-- BEGIN THE RECORDS --
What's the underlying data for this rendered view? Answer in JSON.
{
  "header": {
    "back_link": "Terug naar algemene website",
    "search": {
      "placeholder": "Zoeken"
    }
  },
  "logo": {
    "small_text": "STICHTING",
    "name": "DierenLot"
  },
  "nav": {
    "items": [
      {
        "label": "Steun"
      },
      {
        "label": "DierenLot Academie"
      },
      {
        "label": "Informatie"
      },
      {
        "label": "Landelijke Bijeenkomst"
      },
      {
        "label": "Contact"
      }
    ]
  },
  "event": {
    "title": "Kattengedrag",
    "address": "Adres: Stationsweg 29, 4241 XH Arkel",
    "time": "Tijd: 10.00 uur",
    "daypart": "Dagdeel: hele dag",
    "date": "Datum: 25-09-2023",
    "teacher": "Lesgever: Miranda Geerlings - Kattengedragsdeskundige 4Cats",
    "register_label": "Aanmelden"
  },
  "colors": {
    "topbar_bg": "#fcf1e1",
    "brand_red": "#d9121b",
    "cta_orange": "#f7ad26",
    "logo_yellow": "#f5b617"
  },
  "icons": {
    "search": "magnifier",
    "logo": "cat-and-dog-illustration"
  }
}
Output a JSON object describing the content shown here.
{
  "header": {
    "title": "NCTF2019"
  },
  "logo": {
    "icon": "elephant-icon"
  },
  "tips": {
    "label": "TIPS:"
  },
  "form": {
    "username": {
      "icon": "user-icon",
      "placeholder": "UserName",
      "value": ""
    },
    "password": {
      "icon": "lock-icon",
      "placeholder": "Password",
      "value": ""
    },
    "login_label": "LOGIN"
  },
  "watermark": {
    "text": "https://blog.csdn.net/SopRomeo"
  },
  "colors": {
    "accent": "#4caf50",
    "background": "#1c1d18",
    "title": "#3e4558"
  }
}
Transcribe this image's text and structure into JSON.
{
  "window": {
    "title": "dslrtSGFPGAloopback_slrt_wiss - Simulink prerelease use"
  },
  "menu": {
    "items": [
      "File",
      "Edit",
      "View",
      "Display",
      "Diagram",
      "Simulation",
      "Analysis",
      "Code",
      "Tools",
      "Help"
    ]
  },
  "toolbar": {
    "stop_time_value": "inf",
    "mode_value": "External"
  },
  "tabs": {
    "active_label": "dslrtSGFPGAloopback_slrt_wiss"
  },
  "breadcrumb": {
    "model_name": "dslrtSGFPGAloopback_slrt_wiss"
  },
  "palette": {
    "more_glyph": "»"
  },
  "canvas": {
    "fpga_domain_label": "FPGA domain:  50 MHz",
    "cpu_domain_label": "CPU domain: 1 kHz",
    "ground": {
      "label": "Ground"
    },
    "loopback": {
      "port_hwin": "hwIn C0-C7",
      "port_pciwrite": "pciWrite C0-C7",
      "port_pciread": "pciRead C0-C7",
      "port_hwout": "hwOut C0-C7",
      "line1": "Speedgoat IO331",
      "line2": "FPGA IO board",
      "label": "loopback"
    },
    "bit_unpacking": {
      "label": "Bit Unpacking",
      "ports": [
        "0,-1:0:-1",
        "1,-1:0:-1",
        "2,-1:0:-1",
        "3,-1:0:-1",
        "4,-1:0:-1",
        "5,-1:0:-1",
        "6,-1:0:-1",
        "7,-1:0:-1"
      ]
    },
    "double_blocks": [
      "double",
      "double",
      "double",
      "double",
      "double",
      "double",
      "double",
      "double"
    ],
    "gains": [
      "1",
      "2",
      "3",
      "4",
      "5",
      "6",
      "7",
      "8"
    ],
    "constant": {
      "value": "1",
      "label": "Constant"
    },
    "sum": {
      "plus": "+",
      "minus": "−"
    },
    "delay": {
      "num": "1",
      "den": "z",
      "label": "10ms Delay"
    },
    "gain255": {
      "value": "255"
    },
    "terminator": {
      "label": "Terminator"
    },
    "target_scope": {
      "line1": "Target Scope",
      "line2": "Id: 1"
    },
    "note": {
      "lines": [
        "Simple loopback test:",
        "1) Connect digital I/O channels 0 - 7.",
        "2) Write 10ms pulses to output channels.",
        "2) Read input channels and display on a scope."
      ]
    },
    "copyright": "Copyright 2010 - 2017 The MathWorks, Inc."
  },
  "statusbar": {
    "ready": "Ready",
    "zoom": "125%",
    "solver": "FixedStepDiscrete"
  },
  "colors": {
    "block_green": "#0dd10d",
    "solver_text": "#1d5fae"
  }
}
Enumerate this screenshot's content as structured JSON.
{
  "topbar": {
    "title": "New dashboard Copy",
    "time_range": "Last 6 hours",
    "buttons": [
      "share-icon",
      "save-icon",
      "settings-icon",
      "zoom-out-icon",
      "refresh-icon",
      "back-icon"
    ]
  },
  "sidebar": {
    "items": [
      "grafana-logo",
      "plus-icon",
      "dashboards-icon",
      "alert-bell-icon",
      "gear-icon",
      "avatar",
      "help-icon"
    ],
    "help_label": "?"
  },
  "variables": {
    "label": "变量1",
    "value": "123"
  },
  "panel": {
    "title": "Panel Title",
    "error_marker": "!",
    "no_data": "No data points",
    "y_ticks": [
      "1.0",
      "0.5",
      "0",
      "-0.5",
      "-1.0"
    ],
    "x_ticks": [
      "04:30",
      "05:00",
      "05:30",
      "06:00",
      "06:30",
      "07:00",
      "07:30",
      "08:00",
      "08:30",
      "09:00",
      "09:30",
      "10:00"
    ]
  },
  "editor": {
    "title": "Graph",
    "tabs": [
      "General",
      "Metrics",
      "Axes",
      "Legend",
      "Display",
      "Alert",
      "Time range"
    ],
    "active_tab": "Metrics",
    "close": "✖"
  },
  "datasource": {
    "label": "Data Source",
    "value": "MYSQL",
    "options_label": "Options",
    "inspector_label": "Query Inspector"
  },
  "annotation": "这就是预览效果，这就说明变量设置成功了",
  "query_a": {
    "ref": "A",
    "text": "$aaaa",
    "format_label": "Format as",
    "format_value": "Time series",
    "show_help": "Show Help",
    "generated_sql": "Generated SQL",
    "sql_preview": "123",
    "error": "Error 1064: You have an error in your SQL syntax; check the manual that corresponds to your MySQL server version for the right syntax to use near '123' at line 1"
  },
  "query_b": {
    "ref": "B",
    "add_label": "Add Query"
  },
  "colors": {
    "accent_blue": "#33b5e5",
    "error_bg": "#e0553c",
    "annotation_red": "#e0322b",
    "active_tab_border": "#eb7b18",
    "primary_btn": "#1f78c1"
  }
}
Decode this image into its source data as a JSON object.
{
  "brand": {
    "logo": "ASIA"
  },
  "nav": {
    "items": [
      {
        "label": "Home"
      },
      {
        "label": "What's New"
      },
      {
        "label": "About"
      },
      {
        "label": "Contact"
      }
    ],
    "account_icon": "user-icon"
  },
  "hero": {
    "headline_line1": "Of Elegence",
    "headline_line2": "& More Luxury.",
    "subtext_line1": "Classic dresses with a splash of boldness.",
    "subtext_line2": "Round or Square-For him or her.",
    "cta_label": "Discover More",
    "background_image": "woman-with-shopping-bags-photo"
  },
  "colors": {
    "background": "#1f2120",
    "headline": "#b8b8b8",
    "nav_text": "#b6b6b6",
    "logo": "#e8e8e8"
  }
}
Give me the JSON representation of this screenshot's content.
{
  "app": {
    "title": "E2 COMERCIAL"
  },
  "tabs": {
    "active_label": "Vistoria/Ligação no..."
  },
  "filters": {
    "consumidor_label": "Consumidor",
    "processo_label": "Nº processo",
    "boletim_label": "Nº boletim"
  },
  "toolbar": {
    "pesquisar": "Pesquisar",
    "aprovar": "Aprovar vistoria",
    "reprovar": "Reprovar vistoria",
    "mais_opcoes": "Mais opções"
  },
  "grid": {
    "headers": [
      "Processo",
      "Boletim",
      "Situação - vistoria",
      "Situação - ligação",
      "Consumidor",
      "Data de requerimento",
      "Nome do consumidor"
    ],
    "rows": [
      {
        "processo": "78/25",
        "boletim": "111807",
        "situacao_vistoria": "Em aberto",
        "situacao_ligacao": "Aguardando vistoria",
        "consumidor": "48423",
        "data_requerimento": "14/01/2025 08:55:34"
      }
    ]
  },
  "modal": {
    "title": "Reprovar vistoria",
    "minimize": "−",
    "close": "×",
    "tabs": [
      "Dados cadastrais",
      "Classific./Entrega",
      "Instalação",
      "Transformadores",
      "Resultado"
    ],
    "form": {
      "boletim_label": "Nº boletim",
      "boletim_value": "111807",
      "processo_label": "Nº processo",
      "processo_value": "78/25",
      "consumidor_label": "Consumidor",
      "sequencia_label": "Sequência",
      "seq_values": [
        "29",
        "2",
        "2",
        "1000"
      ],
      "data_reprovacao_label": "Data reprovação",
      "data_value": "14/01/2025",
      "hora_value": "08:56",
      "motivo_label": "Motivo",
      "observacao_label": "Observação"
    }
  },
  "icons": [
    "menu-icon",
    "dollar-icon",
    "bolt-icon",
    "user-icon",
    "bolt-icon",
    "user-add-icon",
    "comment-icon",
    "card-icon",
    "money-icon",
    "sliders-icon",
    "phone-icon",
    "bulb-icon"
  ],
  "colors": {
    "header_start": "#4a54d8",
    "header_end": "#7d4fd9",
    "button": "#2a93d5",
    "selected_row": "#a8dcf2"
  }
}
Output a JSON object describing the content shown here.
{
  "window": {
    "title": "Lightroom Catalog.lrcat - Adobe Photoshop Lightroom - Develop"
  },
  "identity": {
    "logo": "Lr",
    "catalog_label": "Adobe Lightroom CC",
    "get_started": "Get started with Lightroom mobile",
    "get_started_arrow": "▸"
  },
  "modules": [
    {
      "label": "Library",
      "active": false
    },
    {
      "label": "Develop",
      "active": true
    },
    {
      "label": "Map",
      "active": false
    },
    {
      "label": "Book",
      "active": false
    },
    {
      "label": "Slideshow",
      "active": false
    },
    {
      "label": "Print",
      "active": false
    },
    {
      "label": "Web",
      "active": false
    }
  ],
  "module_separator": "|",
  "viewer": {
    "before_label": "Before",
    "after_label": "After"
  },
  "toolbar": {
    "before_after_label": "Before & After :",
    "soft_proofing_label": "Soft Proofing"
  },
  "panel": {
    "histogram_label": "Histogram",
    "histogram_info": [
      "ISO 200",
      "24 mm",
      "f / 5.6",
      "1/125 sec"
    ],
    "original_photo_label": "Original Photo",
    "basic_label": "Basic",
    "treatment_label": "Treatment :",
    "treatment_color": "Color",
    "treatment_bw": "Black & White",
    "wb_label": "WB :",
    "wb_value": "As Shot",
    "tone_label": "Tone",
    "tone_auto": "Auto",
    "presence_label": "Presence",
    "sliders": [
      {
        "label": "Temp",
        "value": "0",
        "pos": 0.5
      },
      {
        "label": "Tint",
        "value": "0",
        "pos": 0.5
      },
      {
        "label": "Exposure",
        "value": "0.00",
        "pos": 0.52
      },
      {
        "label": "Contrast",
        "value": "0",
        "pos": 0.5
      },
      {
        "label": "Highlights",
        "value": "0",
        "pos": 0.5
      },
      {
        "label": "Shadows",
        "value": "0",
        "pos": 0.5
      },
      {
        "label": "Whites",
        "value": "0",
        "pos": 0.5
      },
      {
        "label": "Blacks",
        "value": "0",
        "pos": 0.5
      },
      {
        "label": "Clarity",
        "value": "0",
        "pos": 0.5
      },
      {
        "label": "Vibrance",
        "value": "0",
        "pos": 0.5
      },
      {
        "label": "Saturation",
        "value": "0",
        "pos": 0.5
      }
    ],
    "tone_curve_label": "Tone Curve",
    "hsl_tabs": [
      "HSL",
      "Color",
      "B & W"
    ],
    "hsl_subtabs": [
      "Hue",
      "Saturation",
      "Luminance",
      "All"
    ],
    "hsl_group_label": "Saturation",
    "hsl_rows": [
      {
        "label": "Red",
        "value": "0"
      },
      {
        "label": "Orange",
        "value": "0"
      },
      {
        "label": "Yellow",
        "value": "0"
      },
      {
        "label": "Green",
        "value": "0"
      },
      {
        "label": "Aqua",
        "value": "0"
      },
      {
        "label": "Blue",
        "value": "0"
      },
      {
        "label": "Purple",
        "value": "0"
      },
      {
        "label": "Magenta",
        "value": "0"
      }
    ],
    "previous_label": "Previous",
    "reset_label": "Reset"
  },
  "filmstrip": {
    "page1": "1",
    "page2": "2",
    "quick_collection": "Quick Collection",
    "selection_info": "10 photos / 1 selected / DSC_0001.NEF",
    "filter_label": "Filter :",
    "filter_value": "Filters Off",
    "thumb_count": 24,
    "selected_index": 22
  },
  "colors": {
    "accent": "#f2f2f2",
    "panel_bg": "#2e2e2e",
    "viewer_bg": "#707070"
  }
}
-- END THE RECORDS --
THE EXERCISE ▸ Identify the lines that contain the string "content", and copy every one of them.

IN RESPONSE ▸
Output a JSON object describing the content shown here.
Enumerate this screenshot's content as structured JSON.
Give me the JSON representation of this screenshot's content.
Output a JSON object describing the content shown here.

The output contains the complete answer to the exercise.